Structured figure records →
'''

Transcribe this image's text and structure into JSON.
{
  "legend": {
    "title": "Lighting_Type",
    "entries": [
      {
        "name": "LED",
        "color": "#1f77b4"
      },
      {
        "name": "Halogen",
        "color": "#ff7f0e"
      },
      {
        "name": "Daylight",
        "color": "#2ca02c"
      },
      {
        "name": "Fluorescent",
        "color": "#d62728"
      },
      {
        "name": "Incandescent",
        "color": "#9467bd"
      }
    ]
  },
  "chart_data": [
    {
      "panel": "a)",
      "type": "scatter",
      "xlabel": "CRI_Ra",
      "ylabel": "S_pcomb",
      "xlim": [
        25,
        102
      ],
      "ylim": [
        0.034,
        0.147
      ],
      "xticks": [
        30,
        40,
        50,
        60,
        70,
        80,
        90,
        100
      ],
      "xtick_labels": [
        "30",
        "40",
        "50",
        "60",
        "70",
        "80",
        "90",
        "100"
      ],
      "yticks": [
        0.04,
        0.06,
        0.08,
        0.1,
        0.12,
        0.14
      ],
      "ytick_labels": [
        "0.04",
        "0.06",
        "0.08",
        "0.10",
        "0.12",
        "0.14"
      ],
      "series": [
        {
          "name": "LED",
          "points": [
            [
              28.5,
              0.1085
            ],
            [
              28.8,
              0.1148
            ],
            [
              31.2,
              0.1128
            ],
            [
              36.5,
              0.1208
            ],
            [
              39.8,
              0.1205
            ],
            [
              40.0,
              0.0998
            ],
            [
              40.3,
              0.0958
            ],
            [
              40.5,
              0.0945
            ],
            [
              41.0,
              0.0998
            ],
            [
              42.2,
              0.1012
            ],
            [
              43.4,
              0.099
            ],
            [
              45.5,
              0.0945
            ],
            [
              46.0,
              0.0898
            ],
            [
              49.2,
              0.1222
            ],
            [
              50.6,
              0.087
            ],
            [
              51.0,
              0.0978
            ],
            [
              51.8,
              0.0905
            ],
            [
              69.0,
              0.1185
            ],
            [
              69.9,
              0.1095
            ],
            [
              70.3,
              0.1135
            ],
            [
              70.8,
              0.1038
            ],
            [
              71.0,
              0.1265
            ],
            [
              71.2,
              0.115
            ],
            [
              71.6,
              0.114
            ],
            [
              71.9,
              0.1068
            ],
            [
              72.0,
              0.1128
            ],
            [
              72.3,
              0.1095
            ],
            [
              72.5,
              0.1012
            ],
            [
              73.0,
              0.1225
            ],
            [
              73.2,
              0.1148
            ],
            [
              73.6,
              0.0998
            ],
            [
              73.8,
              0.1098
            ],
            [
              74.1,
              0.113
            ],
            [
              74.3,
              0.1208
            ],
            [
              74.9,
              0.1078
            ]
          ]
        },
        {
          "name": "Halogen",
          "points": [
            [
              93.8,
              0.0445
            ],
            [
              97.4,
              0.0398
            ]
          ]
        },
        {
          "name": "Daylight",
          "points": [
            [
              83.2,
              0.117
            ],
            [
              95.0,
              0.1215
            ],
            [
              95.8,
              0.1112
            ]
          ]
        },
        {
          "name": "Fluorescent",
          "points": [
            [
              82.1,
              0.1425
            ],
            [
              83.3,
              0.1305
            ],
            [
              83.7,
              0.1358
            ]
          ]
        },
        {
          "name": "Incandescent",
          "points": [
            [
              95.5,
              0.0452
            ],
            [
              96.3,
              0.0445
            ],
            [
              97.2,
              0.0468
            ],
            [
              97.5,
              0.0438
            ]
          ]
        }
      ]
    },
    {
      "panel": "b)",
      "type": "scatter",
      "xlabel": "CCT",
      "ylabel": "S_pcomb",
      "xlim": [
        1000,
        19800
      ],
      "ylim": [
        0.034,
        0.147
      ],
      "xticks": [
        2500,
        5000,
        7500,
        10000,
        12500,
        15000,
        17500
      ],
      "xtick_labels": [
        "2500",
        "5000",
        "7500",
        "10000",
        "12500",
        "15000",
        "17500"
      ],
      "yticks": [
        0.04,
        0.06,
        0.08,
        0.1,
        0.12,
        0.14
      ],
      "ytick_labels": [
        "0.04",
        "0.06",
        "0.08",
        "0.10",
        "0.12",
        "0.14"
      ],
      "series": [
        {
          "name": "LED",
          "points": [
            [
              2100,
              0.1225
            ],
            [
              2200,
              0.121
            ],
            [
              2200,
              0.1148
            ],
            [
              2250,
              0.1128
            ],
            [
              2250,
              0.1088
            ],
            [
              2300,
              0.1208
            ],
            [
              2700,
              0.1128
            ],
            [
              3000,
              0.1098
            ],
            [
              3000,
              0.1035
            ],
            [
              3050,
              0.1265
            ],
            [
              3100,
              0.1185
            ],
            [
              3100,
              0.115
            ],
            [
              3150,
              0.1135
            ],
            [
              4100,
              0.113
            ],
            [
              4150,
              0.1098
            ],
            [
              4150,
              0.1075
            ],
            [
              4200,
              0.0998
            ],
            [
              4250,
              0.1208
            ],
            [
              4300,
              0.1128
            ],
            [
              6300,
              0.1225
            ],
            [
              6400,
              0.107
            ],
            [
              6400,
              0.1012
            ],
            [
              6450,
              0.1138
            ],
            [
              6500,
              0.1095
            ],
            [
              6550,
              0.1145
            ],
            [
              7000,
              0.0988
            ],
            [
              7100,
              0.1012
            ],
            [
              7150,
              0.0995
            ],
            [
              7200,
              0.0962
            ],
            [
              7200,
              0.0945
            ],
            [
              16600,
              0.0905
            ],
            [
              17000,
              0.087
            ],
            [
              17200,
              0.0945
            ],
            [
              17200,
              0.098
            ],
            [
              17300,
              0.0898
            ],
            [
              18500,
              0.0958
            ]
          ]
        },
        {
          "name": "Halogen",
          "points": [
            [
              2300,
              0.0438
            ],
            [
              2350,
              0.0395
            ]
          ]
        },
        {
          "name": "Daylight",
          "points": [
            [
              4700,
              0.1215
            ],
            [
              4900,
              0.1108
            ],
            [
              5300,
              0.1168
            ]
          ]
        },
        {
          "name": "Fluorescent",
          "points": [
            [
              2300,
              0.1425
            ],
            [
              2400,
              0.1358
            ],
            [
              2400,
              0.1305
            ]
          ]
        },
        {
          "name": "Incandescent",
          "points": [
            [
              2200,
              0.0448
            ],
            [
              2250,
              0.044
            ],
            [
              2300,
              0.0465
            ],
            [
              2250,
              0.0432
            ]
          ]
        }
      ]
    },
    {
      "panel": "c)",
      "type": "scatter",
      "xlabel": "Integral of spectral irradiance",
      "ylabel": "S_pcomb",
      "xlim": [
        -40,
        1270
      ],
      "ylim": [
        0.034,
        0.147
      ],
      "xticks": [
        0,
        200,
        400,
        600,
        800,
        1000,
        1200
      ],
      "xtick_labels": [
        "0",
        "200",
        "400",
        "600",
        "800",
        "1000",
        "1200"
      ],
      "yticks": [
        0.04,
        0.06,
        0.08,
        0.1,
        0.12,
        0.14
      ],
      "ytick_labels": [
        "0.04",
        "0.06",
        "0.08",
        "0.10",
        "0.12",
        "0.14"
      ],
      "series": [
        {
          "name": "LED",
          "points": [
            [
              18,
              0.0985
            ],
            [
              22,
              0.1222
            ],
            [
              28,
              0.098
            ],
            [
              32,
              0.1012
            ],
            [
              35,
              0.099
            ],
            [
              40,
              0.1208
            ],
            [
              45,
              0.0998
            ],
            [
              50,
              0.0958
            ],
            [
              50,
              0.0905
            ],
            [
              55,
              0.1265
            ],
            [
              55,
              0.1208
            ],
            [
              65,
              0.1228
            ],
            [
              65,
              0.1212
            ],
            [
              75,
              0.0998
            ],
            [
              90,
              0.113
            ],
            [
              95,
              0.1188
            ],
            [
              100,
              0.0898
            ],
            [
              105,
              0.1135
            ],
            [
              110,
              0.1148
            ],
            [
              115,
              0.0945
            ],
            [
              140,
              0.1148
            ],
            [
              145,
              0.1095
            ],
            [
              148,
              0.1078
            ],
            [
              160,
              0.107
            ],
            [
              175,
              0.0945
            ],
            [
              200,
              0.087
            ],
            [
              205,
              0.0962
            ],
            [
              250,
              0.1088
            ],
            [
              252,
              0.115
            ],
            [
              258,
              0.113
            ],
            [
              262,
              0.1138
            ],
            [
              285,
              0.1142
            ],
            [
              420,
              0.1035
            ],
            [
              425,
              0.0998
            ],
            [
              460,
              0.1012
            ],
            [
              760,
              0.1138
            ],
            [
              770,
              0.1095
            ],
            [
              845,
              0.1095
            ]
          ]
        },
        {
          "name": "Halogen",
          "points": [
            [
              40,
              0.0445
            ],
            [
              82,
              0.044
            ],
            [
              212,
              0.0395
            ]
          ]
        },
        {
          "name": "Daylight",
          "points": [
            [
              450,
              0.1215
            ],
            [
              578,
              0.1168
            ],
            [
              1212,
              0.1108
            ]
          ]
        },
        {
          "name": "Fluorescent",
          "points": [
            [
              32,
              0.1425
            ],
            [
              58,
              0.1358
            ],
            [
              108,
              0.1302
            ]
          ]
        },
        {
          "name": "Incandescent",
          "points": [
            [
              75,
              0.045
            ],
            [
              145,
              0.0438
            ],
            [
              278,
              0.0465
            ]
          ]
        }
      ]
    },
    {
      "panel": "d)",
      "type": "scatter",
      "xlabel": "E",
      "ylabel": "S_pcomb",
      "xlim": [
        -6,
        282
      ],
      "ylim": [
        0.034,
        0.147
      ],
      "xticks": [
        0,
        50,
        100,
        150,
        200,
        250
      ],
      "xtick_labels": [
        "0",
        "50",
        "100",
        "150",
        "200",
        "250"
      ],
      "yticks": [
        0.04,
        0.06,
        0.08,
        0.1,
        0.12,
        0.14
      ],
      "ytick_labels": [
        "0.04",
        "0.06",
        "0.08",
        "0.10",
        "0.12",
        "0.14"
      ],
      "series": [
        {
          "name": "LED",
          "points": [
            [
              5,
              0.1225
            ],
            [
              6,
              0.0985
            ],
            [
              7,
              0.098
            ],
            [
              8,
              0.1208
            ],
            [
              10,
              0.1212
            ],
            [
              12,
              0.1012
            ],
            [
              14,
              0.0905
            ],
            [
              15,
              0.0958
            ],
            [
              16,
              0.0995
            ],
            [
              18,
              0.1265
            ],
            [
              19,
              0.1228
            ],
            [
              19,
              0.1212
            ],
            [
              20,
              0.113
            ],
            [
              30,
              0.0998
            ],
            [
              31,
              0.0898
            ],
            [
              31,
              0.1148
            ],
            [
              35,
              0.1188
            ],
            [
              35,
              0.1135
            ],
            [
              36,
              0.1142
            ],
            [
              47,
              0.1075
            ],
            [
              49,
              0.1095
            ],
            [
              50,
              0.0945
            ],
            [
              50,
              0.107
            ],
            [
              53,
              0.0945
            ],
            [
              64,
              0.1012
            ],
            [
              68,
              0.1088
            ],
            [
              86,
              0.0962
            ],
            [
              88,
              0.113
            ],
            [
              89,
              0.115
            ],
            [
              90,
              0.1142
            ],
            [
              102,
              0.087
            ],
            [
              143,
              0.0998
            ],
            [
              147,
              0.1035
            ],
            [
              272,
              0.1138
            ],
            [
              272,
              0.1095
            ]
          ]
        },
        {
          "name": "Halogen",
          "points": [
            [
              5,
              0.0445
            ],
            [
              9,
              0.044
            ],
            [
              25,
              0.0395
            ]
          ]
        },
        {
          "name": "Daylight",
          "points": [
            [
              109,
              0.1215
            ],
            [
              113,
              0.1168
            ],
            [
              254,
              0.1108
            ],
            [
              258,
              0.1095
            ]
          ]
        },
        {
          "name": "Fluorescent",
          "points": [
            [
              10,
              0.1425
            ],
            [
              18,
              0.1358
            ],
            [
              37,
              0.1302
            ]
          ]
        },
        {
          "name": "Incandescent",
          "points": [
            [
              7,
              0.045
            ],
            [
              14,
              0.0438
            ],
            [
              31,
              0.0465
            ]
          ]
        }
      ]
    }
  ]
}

'''

What is needed → Each line in the data that holds the string "color" should be found and copied.

Solution to this exercise →
        "color": "#1f77b4"
        "color": "#ff7f0e"
        "color": "#2ca02c"
        "color": "#d62728"
        "color": "#9467bd"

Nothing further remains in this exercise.